* QUESTION BRÈVE A *
Dans le texte sur les droits des animaux, quelle capacité suffit, pour les végétariens, à rendre immorale toute contribution à la souffrance d'un être ?
* QUESTION BRÈVE B *
Poursuivez le texte sur les droits des animaux à partir de sa dernière phrase.

* TEXTE À LIRE *
====

Parler des droits des animaux en public, c’est se soumettre à un chaos d’opinions, d’égos fragiles et d’arguments mal-songés. On parle d’apparence physique, de plaisir culinaire, de santé publique, d’environnement, de pauvreté humaine… Bref, on évite autant que possible la question centrale : Quelles vies comptent, quelles vies ne comptent pas? Quelle souffrance compte, quelle souffrance ne compte pas?

La question n’est pas rhétorique. Au contraire, végétariens et omnivores s’entendent que certaines vies ont une valeur morale, d’autres non. Les enfants, par exemple, comptent. Les betteraves et les spermatozoïdes ne comptent pas.

Quels critères?

Comment identifions-nous alors les vies qu’on valorise? En autres mots : qu’est-ce qui fait qu’une vie compte?

Pour les végétariens, il n’y a rien de plus facile. Un être qui ressent de la douleur a intérêt à ne pas en ressentir. Si un être a la capacité de souffrir, il est immoral de contribuer à sa souffrance.

Pour les omnivores par contre, la question est plus difficile. Quelle justification rationnelle peut-on utiliser pour inclure tous les êtres humains dans la communauté morale, tout en excluant l’ensemble des animaux?

Génétique

La première avenue de réponse semble évidente : si un être a de l’ADN humain, alors il compte. Mais cette réponse est particulièrement problématique. En effet, presque toutes les formes de discrimination – racisme, sexisme, homophobie, capacitisme – ont été justifiées à un moment ou un autre en fonction d’un certain bagage génétique.

Oui, il est vrai que tel chromosome détermine le développement d’organes sexuels. Il est aussi vrai que la pigmentation de la peau résulte de plusieurs gènes. De même, différentes espèces ont des codes génétiques différents. Mais la question demeure : pourquoi ces gènes auraient-ils une pertinence morale?

====

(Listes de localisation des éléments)
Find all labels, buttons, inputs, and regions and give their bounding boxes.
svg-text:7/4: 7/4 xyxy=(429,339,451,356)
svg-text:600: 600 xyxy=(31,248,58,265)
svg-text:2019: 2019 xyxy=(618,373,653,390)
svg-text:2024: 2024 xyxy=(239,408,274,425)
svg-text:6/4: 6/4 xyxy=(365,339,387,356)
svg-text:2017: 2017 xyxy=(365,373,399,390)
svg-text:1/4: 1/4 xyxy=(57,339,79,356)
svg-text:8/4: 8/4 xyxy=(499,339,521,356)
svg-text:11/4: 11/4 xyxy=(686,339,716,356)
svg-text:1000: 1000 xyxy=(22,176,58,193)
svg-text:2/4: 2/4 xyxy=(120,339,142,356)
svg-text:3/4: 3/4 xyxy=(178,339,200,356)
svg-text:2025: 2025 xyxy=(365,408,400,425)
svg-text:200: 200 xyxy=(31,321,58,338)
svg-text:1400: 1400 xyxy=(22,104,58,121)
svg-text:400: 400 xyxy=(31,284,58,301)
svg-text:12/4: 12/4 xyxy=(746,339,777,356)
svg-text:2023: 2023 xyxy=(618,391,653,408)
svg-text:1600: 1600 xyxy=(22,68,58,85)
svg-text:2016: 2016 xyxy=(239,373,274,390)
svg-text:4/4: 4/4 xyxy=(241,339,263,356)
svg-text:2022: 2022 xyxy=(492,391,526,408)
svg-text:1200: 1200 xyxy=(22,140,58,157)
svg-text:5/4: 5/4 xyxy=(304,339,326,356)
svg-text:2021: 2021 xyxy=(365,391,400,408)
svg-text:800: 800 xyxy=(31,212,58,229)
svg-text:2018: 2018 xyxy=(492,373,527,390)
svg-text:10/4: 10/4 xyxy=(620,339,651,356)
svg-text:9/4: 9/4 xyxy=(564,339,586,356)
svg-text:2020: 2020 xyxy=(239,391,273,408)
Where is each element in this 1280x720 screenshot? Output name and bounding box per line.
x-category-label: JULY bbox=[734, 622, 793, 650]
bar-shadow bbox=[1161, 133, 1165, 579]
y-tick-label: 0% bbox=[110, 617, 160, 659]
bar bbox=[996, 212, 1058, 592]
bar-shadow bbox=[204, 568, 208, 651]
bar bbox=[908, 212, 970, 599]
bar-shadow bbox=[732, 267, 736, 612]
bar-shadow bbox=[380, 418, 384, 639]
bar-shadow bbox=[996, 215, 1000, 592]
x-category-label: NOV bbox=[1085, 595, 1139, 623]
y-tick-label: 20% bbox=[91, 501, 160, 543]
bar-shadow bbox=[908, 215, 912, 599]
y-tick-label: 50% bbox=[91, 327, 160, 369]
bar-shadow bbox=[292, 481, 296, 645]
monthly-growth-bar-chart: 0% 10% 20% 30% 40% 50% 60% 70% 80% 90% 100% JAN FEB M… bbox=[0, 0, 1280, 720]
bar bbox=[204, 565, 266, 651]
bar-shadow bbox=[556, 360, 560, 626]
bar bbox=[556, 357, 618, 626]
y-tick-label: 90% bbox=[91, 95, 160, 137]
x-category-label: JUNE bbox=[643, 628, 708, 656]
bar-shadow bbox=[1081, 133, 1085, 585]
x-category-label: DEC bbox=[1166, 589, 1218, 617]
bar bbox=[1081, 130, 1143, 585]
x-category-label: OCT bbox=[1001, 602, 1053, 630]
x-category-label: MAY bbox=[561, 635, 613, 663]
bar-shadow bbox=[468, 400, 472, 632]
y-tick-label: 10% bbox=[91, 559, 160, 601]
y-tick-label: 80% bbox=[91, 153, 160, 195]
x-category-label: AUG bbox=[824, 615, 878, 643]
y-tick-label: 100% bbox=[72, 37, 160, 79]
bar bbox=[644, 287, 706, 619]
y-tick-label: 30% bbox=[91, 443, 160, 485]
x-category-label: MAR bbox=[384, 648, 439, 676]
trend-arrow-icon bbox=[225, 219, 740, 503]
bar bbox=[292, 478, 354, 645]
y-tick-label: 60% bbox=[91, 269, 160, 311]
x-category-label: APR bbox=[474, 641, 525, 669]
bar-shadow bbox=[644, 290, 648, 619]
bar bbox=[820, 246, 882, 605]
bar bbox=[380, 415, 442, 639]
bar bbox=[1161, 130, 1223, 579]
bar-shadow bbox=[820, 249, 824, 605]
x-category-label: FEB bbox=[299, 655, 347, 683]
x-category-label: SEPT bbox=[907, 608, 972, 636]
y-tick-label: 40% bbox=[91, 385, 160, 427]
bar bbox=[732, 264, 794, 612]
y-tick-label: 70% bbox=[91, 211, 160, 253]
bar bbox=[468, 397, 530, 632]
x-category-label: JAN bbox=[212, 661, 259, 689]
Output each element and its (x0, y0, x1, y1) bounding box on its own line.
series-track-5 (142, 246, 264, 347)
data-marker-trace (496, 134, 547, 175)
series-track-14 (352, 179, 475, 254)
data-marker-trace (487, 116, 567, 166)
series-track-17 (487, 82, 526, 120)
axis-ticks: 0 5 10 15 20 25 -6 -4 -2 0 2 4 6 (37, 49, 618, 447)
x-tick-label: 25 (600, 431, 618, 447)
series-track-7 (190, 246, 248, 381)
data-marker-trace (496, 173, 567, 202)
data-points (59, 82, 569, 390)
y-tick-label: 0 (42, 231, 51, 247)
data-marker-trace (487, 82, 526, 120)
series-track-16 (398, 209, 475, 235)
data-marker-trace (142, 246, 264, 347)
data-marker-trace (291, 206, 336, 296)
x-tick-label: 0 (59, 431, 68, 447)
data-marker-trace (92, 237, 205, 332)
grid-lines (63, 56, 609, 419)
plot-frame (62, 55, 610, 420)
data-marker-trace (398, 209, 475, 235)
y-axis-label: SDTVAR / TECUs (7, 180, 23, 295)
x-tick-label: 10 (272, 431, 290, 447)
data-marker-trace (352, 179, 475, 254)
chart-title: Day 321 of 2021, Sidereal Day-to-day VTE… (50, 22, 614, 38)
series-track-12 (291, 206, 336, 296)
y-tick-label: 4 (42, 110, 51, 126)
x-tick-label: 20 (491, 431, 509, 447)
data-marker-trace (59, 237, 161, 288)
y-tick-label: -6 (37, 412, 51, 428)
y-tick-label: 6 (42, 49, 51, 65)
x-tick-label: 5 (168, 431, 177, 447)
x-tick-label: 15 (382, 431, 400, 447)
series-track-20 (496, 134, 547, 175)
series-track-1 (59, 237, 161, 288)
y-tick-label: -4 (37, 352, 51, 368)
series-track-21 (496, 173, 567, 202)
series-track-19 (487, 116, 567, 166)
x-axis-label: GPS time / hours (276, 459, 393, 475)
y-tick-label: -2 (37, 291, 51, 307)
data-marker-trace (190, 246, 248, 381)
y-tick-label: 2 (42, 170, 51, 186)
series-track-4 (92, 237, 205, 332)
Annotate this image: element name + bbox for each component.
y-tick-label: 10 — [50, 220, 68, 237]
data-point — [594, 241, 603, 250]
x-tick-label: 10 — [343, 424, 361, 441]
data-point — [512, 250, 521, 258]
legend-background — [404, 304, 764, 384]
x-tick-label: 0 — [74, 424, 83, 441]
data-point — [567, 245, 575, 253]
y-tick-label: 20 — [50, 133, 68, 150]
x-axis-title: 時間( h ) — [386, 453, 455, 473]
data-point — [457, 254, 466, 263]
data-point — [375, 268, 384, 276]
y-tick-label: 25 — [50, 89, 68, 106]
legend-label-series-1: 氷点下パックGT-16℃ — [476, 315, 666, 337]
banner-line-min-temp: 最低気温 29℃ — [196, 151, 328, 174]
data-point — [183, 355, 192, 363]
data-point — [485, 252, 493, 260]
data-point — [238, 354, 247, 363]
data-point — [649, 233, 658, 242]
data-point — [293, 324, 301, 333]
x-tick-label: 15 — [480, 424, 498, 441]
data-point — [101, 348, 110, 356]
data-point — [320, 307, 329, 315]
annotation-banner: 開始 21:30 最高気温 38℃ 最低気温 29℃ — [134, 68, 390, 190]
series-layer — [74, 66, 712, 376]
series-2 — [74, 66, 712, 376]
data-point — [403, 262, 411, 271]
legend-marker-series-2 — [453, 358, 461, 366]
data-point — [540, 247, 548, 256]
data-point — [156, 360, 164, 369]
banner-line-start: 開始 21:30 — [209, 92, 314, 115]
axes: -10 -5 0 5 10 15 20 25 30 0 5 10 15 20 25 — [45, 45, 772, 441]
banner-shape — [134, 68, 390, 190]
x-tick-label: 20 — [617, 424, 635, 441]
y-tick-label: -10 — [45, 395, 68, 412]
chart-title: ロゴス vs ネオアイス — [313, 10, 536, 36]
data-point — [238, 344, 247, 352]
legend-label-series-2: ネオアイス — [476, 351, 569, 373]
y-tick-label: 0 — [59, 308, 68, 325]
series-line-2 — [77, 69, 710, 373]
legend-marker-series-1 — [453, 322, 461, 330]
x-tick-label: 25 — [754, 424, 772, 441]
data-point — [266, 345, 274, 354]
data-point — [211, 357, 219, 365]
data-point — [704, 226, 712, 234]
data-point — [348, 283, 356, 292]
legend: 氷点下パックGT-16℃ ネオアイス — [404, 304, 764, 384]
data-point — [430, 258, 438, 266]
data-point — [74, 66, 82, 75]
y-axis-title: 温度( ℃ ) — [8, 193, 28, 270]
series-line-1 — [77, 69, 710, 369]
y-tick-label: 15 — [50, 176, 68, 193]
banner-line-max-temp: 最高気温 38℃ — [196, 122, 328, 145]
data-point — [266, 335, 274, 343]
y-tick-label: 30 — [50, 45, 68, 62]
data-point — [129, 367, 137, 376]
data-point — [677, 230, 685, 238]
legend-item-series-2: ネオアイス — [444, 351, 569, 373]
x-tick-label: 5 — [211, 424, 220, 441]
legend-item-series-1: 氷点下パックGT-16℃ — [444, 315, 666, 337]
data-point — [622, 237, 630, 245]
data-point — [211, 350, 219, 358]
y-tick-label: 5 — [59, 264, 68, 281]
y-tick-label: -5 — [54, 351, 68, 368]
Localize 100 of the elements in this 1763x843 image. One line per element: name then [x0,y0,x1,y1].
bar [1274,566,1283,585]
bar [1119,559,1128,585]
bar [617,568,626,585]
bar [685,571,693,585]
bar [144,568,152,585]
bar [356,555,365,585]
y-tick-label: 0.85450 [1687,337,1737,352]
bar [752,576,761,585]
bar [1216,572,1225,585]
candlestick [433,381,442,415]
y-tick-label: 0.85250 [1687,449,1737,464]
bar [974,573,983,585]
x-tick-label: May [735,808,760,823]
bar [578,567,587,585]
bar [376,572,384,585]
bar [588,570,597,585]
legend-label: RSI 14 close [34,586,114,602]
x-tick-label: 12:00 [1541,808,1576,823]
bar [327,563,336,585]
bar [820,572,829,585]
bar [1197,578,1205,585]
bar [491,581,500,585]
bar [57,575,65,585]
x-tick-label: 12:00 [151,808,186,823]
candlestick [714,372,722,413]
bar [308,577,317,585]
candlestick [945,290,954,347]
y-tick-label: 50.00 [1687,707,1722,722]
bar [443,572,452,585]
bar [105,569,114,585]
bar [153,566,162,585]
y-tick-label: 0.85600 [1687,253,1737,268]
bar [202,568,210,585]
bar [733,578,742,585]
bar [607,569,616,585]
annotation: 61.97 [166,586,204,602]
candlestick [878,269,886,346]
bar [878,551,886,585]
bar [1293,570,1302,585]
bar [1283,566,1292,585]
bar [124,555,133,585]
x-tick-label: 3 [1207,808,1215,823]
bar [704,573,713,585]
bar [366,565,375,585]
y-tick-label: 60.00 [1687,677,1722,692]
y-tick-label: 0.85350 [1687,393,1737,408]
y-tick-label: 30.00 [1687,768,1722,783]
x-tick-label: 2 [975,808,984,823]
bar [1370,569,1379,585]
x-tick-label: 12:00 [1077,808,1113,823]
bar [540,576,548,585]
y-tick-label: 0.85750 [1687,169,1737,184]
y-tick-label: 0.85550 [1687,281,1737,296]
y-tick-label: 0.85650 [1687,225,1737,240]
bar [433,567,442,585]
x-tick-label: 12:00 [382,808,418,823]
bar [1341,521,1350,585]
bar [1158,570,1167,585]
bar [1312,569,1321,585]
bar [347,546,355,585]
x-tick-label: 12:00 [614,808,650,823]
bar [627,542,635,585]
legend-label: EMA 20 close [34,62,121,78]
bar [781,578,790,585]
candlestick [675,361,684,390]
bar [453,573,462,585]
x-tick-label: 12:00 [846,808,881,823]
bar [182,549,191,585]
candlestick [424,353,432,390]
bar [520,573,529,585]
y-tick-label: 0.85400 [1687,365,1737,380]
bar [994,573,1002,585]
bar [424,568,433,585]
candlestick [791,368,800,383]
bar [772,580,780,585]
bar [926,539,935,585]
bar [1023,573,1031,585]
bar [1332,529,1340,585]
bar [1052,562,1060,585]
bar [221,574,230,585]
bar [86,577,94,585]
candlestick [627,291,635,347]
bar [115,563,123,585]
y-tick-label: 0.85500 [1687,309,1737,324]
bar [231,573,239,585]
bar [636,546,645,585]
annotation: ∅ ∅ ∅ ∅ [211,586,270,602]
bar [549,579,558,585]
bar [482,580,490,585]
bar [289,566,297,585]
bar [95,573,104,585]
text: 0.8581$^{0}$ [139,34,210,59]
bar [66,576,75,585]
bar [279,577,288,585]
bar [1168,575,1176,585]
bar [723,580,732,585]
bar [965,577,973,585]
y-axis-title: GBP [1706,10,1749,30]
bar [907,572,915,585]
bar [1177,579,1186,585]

====

* RÉPONSE FINALE A *
La capacité de souffrir.

* RÉPONSE FINALE B *
Il y a une infinité de différences génétiques entre les êtres humains eux-mêmes, sans prendre en considération les autres animaux, les végétaux ou même les archéobactéries. Ces différences se manifestent dans des traits qui peuvent avoir une importance morale ou non.

L’argument n’est pas qu’aucune différence génétique n’est à prendre en considération, mais qu’il faille argumenter lesquelles et pourquoi. Il faut justifier la valeur morale d’un être en fonctions de ses traits et non en fonction d’une différente base nucléique ici et là.

L’intelligence

A priori, il peut sembler qu’une démarcation claire existe entre les humains et les animaux non-humains en fonction de leur intelligence. On pourrait donc dire que les êtres qui ont tel niveau intellectuel comptent. Outre que la corrélation entre l’intelligence et la valeur morale n’est pas intuitive, cette vision humano-centriste a deux lacunes importantes. D’un côté, elle néglige l’intelligence des animaux de manière à ne plus concorder avec le savoir scientifique actuel. De l’autre, elle oublie qu’il y a un nombre important d’êtres humains qui n’ont pas cette intelligence non plus. Plusieurs animaux sont plus intelligents que plusieurs humains.

Des animaux intelligents, il y en a plein. Des chiens ont maitrisé des centaines de mots; les dauphins communiquent pour coordonner leurs actions et entreprendre des plans à plusieurs étapes; les perroquets, comme Irene Pepperberg, ont compris près d’un millier de concepts au point de pouvoir répondre correctement à de nouvelles questions et tenir une conversation structurée; les hominidés (bonobos, chimpanzés, gorilles et orangs-outangs – sans ici compter les êtres humains) ont démontré qu’ils peuvent apprendre la langue des signes. Koko, ce gorille célèbre, a obtenu un score entre 75 et 90 sur ses tests de QI.

Les rats, les cochons et les pieuvres sont capables de résoudre des problèmes complexes. Bien au-delà des chats qui apprennent à ouvrir une porte ou des ratons laveurs qui défont le travail d’ingénieurs pour rentrer dans nos poubelles, les cochons sont parvenus à apprendre les règles de jeux vidéo afin de naviguer ses labyrinthes avec une manette.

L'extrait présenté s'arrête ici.